Task requirements: Wherever a line holds the string "vliegen", copy that line.

Lines of data
......

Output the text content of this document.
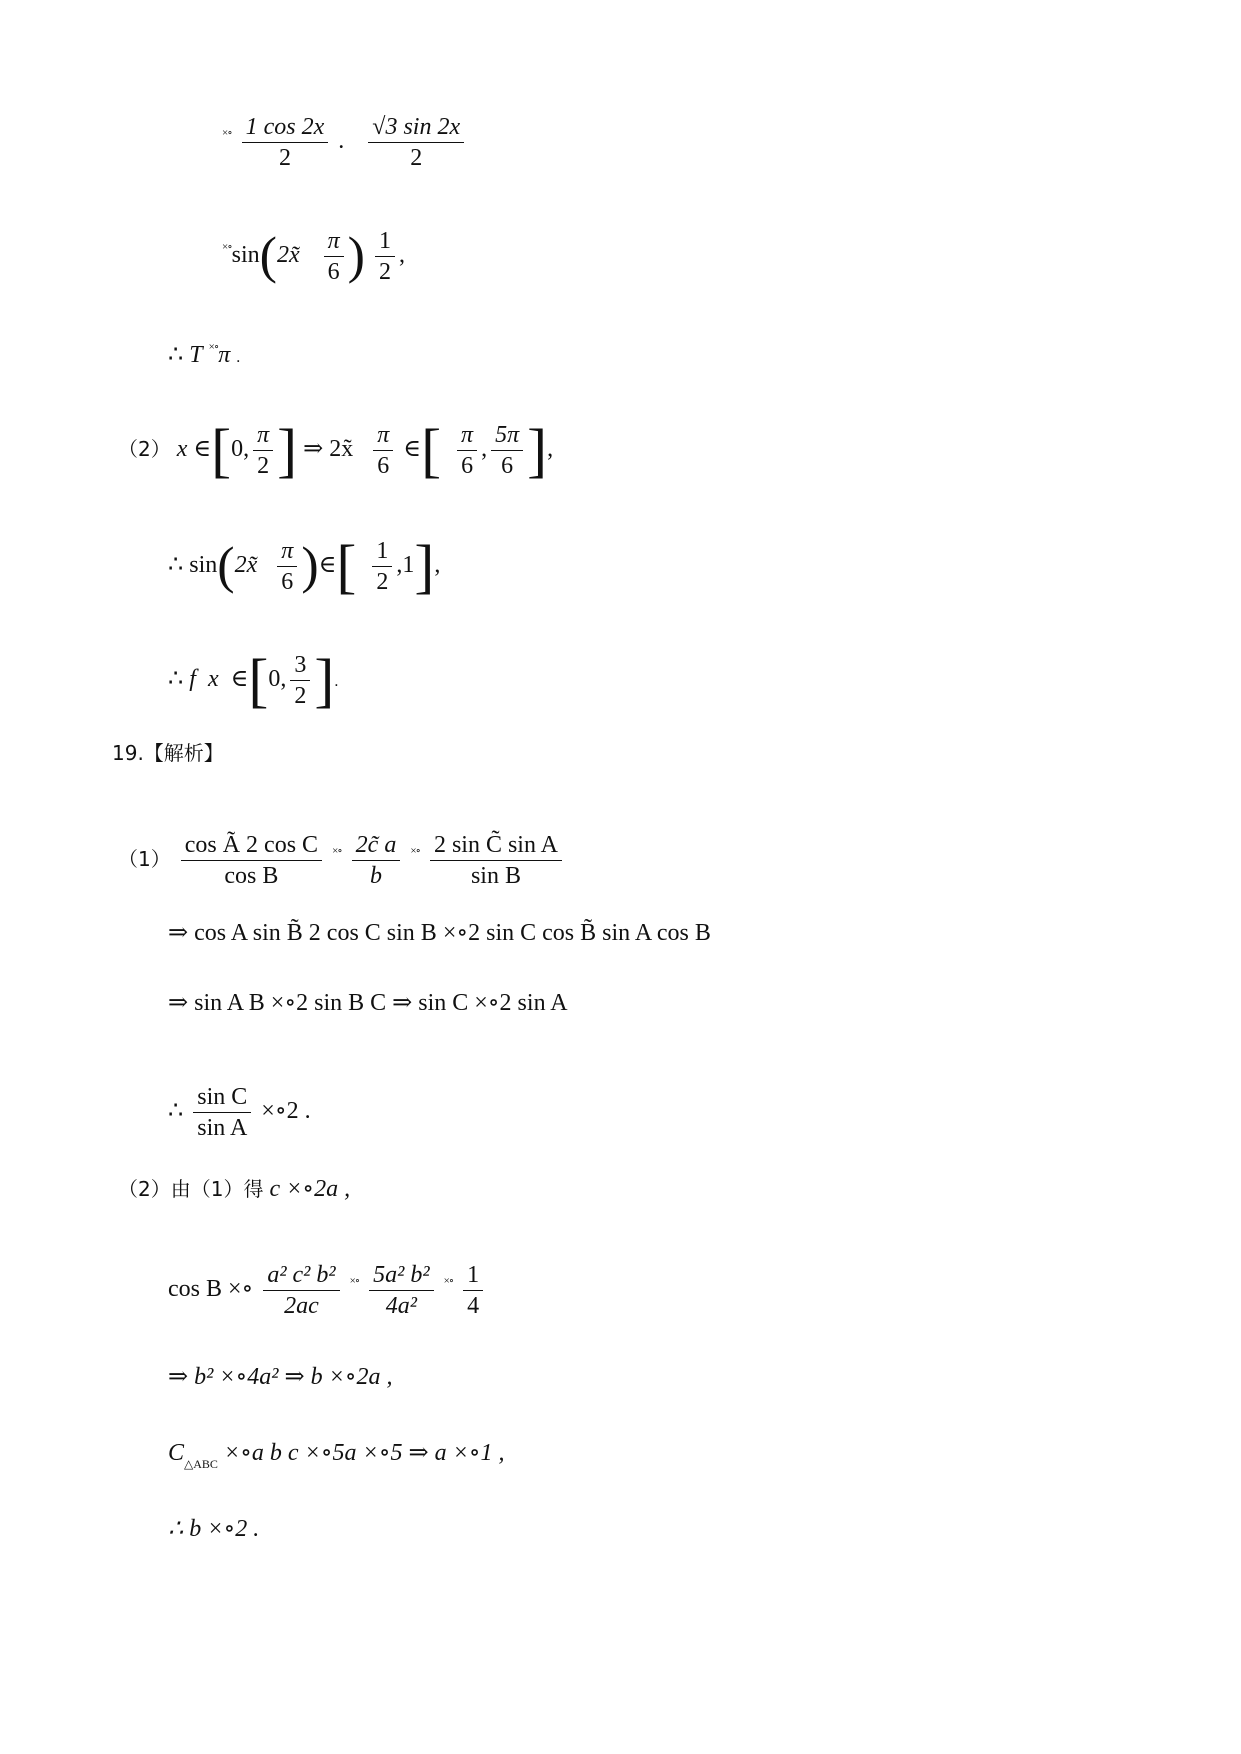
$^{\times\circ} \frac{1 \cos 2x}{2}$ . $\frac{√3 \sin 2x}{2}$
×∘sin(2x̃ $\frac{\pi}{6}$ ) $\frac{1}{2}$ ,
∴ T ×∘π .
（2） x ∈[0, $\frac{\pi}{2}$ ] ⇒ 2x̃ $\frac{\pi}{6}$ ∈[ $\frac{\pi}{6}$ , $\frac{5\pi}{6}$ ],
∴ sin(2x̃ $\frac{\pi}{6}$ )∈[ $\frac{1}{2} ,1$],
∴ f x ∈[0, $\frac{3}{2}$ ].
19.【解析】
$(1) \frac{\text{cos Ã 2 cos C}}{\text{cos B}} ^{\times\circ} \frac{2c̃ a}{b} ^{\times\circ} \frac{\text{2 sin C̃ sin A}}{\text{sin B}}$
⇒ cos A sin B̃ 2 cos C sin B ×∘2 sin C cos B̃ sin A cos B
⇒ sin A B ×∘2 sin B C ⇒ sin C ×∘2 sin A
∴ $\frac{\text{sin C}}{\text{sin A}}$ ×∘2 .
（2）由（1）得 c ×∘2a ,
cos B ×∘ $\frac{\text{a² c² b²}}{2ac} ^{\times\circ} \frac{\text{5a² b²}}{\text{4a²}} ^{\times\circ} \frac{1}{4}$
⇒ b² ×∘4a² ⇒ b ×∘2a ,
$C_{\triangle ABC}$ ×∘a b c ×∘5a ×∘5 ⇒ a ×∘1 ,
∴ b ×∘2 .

......

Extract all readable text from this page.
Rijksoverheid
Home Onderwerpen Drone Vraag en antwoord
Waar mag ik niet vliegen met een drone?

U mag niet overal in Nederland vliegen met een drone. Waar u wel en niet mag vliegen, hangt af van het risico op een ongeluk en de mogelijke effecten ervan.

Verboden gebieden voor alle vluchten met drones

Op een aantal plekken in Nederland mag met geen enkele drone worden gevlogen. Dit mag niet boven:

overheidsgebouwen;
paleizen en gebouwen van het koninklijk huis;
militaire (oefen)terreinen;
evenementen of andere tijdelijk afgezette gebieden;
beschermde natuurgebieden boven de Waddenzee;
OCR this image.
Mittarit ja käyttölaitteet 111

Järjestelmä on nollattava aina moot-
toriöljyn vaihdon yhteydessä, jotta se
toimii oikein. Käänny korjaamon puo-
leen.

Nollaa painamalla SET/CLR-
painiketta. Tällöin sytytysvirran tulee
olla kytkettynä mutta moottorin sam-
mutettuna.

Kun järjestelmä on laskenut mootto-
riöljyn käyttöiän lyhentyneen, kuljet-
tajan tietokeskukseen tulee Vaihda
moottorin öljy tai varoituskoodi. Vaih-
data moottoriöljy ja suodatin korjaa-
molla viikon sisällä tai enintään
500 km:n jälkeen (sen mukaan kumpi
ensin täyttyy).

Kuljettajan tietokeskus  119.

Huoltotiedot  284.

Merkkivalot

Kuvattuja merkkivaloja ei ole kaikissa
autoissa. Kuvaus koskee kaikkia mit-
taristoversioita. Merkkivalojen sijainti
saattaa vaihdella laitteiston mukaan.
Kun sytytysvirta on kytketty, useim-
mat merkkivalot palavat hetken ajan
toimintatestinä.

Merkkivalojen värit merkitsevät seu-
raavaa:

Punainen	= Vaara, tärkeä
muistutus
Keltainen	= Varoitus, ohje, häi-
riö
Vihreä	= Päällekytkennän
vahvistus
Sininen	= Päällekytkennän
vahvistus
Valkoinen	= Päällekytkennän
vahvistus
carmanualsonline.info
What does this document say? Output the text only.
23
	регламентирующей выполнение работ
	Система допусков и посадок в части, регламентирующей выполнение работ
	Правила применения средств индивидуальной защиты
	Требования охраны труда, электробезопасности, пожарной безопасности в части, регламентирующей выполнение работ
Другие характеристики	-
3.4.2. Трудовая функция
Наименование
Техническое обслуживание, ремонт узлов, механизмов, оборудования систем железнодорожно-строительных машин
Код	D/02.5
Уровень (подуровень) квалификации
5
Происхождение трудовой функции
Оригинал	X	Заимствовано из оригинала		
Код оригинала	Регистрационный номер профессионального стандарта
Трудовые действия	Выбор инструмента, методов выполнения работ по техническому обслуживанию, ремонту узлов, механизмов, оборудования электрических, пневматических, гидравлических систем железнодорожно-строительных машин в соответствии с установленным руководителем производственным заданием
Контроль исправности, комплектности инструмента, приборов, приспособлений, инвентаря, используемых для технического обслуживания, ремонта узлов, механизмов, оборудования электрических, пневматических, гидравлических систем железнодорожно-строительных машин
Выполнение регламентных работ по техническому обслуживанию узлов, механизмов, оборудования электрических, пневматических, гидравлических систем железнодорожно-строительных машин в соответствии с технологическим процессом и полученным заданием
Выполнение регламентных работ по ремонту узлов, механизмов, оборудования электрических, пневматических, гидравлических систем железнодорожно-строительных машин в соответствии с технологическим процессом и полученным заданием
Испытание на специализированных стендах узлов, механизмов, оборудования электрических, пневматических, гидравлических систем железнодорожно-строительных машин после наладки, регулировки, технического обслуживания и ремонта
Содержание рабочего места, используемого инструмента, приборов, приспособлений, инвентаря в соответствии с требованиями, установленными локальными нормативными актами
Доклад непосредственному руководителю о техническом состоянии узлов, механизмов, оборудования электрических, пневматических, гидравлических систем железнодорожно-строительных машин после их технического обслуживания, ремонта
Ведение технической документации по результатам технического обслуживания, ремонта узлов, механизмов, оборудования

......

Output of the exercise:
Waar mag ik niet vliegen met een drone?
U mag niet overal in Nederland vliegen met een drone. Waar u wel en niet mag vliegen, hangt af van het risico op een ongeluk en de mogelijke effecten ervan.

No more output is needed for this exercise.